■ Work to do
Check each line of the listing, and copy it if it contains the word "органа".

---*---

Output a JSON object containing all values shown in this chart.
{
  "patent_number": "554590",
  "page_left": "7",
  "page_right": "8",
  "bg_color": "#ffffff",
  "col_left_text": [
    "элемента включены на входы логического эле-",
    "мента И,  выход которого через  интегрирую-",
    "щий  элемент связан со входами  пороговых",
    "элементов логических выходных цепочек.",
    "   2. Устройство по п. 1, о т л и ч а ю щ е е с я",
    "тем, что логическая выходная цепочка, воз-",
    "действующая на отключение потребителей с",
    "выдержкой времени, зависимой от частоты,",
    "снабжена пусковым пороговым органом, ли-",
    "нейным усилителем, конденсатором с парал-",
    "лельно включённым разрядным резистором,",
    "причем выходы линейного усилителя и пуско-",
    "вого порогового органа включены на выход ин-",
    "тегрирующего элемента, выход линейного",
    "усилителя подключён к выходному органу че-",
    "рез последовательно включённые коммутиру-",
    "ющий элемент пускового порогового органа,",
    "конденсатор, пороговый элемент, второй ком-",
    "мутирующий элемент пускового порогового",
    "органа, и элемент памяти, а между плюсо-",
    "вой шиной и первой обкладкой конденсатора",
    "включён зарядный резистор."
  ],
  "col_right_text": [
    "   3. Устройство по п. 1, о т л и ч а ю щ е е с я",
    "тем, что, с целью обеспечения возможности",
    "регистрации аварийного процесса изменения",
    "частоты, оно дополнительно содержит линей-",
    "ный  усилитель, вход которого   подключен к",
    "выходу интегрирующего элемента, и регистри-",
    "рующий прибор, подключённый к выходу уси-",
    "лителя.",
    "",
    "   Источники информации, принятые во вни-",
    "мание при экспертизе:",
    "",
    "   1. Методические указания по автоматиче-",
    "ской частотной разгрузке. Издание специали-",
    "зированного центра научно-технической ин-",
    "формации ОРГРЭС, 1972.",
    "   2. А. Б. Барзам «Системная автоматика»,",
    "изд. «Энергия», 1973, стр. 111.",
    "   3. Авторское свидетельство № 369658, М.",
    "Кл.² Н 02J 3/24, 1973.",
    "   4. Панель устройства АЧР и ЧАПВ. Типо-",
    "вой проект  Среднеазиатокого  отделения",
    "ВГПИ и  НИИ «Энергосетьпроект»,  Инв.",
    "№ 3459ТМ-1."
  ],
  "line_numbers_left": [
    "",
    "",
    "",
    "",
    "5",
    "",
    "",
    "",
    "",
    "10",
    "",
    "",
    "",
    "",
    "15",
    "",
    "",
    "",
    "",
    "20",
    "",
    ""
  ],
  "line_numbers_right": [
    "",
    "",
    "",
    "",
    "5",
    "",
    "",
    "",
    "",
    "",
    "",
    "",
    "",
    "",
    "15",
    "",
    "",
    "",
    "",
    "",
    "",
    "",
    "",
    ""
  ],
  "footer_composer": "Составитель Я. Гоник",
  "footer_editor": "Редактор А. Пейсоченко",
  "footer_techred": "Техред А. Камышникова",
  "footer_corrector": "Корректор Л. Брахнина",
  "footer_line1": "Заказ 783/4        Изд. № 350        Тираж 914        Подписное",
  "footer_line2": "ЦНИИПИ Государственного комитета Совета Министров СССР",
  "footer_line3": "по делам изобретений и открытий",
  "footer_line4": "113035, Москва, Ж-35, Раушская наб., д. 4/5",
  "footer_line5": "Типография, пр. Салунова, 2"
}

---*---

■ Task solution
    "вого порогового органа включены на выход ин-",
    "ющий элемент пускового порогового органа,",
    "органа, и элемент памяти, а между плюсо-",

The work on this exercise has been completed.